__What you should do__
Copy every entry word for word. Skip the pictures.
[Data provided start]
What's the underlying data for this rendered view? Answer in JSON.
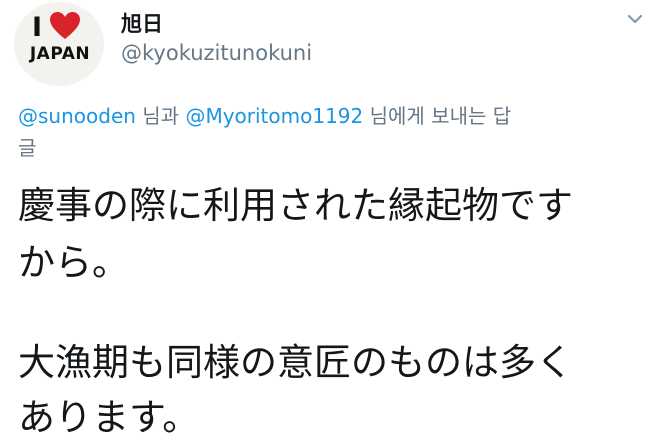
{
  "user": {
    "display_name": "旭日",
    "handle": "@kyokuzitunokuni",
    "avatar": {
      "letter": "I",
      "text": "JAPAN",
      "heart_color": "#d8232a"
    }
  },
  "reply_context": {
    "mention_1": "@sunooden",
    "connector": " 님과 ",
    "mention_2": "@Myoritomo1192",
    "suffix": " 님에게 보내는 답",
    "tail": "글"
  },
  "tweet": {
    "lines": [
      "慶事の際に利用された縁起物です",
      "から。",
      "大漁期も同様の意匠のものは多く",
      "あります。"
    ]
  },
  "icons": {
    "menu": "chevron-down-icon"
  },
  "colors": {
    "mention": "#1b95e0",
    "secondary_text": "#657786",
    "primary_text": "#14171a"
  }
}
[Data provided end]
__Output for this exercise__
What's the underlying data for this rendered view? Answer in JSON.
{
  "user": {
    "display_name": "旭日",
    "handle": "@kyokuzitunokuni",
    "avatar": {
      "letter": "I",
      "text": "JAPAN",
      "heart_color": "#d8232a"
    }
  },
  "reply_context": {
    "mention_1": "@sunooden",
    "connector": " 님과 ",
    "mention_2": "@Myoritomo1192",
    "suffix": " 님에게 보내는 답",
    "tail": "글"
  },
  "tweet": {
    "lines": [
      "慶事の際に利用された縁起物です",
      "から。",
      "大漁期も同様の意匠のものは多く",
      "あります。"
    ]
  },
  "icons": {
    "menu": "chevron-down-icon"
  },
  "colors": {
    "mention": "#1b95e0",
    "secondary_text": "#657786",
    "primary_text": "#14171a"
  }
}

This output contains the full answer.